▶ **Problem requirements**: Pull out every line below holding the word "CryptoQuant".

(Raw records)
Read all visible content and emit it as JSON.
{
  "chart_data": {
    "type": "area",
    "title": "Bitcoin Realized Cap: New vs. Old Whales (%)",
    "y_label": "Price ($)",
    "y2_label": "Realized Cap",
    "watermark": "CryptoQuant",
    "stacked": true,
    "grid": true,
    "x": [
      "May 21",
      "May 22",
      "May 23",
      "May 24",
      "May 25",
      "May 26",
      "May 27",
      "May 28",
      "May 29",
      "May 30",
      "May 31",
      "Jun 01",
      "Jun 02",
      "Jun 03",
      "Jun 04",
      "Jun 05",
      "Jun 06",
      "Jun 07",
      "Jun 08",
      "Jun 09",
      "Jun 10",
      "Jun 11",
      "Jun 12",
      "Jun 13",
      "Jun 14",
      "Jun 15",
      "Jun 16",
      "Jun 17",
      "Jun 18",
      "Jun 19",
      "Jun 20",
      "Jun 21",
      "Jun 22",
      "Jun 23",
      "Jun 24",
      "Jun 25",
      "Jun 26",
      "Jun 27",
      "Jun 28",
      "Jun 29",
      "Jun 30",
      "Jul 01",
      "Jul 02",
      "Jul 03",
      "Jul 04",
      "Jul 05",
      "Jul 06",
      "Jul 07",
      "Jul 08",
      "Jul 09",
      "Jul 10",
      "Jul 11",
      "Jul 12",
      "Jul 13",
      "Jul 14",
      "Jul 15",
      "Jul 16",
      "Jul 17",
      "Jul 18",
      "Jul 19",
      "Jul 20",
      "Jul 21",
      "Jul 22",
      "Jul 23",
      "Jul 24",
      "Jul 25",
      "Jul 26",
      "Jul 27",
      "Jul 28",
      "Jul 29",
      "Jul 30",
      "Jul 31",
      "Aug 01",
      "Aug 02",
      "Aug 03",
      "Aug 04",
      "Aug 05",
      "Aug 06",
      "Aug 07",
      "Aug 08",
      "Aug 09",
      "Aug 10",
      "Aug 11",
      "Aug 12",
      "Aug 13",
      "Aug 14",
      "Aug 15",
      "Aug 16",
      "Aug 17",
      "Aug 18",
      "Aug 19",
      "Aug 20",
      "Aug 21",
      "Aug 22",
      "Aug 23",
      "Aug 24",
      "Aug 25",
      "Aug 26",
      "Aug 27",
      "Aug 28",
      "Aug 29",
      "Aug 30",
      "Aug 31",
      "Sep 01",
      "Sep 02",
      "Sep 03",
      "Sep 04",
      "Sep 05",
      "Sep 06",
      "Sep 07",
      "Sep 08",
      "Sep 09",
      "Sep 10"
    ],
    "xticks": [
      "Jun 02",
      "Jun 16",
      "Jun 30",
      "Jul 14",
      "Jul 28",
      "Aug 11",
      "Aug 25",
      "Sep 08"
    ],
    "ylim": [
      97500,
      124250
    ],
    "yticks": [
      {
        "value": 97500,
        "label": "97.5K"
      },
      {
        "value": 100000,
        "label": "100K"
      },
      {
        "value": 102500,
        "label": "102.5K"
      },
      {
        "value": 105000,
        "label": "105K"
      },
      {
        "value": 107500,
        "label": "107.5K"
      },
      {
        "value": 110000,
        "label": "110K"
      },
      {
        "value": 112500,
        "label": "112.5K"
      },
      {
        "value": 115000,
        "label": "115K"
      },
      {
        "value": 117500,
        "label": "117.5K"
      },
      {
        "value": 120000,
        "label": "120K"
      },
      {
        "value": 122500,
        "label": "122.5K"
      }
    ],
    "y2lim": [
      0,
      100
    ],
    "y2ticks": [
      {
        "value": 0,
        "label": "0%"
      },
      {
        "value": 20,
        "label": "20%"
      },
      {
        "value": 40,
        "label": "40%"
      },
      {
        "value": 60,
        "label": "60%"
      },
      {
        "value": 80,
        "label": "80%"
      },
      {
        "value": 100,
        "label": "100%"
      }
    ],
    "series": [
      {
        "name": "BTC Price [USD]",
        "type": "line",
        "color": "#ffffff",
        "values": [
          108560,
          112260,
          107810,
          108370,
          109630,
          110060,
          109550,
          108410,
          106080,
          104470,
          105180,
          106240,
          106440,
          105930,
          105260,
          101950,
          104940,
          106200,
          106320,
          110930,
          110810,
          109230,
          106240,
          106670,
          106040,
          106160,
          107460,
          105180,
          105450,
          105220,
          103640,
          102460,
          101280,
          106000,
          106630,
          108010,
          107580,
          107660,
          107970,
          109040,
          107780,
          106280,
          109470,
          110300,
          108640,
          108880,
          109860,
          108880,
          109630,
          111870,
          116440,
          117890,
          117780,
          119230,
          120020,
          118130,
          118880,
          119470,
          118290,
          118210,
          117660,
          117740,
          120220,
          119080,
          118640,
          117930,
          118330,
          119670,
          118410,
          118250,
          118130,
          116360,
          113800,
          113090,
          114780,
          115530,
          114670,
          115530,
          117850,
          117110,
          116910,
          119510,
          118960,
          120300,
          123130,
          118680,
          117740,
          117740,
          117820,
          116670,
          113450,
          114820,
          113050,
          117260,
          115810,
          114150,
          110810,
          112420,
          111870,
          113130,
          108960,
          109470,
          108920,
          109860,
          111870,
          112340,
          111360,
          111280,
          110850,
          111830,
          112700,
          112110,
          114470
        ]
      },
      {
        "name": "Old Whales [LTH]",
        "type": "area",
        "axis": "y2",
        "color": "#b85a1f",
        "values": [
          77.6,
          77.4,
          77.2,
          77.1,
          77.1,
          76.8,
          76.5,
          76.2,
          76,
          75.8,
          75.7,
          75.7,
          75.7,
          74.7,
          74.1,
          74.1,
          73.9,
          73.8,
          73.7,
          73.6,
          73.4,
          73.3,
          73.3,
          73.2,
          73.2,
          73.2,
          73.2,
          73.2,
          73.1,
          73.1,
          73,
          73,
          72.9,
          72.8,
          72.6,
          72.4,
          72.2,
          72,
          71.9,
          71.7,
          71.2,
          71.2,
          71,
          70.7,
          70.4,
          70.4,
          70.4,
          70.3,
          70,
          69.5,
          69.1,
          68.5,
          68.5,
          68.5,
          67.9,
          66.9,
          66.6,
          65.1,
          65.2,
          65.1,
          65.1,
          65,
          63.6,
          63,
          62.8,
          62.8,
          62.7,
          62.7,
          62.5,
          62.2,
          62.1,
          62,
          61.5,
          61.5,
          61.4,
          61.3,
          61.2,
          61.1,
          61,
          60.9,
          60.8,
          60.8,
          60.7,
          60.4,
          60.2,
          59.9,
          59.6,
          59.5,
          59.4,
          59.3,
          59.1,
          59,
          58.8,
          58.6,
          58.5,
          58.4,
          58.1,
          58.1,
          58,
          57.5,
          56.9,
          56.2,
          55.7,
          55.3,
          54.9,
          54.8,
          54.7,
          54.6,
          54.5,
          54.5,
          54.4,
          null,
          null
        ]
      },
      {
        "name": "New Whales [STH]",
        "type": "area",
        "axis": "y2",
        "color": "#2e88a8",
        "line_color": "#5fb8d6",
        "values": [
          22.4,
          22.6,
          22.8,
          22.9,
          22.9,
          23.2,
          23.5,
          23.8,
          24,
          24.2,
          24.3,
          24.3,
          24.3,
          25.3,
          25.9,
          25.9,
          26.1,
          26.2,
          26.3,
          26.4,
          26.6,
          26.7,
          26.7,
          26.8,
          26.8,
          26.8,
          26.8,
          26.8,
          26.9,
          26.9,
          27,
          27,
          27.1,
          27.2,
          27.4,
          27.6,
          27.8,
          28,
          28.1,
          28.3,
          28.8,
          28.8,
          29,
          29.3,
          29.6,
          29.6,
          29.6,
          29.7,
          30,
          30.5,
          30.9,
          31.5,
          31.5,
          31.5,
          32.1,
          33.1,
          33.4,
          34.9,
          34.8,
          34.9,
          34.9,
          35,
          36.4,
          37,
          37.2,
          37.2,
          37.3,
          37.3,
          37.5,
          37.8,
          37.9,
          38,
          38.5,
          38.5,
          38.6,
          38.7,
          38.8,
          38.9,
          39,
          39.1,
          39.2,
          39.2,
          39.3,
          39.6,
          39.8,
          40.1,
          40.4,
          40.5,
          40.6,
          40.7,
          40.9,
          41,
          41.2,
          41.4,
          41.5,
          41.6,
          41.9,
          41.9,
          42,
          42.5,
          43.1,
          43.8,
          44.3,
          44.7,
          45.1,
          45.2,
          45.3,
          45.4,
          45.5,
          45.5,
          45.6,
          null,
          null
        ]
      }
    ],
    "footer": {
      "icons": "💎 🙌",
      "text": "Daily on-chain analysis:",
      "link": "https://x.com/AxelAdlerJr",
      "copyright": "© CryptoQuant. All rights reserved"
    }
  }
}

▶ **Task result**:
    "watermark": "CryptoQuant",
      "copyright": "© CryptoQuant. All rights reserved"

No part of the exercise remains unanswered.